**Objective**
In the records below, find each line containing the word "this" and copy it.

**Working data**

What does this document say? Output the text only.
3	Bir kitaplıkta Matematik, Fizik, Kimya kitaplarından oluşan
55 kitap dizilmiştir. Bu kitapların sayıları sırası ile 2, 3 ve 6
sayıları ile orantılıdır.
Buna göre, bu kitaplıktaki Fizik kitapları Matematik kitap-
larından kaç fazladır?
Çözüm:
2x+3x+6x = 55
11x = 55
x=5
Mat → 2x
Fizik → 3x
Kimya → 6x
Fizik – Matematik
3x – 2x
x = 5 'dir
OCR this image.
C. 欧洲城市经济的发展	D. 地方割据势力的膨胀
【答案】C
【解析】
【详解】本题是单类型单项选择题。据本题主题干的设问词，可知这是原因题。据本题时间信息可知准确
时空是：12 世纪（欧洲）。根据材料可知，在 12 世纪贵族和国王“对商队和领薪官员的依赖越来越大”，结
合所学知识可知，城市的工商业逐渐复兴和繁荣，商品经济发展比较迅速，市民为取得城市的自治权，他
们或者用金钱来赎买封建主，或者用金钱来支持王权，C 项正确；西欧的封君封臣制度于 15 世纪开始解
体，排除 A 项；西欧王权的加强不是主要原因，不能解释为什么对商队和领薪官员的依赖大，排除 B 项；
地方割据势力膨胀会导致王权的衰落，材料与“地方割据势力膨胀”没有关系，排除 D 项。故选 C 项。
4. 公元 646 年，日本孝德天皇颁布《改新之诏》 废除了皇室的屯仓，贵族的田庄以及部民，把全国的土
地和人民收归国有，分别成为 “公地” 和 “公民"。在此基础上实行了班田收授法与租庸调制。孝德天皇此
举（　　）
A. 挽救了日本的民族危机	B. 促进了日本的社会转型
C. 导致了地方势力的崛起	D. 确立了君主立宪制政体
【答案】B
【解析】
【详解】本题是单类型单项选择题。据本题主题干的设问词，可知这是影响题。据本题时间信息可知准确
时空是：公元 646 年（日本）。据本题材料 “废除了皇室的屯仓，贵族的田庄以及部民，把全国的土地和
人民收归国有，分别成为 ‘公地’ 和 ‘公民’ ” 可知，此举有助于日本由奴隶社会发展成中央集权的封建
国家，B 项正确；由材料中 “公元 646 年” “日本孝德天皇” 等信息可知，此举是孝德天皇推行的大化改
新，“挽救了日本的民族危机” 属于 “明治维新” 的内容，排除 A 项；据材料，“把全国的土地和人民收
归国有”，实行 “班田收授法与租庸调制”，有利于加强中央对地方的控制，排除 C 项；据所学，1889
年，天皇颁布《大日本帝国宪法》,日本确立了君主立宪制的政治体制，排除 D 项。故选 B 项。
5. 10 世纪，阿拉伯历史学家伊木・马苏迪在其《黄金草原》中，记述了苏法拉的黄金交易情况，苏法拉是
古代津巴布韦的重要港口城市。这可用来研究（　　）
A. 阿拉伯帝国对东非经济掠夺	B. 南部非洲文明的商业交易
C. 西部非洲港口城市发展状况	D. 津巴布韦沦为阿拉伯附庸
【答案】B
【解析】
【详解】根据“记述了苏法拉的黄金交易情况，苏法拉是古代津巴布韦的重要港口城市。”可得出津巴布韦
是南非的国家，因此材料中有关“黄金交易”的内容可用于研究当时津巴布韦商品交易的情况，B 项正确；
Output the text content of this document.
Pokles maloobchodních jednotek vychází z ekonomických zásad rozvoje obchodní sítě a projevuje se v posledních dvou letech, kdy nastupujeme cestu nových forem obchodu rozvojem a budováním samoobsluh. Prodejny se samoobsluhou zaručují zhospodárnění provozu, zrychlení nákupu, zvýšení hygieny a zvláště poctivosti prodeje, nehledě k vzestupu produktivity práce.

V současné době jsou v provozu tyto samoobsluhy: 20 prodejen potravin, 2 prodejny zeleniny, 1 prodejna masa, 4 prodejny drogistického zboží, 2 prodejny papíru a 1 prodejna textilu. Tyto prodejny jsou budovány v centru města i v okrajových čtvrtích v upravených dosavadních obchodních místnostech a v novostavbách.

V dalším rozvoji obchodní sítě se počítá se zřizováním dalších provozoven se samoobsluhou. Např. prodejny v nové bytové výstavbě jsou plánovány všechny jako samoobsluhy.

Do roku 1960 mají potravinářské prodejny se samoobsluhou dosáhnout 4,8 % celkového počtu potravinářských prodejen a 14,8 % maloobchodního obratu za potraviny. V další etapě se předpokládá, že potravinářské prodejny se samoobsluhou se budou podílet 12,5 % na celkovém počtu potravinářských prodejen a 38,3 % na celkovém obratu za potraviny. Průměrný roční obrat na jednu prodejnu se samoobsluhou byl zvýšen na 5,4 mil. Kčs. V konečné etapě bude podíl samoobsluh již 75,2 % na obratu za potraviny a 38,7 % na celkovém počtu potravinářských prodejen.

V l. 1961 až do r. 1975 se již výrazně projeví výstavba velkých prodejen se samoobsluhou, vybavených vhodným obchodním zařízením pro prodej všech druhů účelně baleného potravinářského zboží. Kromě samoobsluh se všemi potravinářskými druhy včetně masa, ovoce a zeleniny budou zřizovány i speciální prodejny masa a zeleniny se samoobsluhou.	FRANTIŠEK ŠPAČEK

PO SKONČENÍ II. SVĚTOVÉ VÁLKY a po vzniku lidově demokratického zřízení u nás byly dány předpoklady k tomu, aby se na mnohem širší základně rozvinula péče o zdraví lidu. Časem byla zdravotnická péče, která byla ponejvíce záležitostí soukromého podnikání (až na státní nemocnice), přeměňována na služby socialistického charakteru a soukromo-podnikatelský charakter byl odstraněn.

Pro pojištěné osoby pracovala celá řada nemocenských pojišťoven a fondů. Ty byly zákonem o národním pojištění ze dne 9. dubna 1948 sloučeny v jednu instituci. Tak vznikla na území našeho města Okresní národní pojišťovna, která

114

**Answer in full**
What does this document say? Output the text only.
OCR this image.
Output the text content of this document.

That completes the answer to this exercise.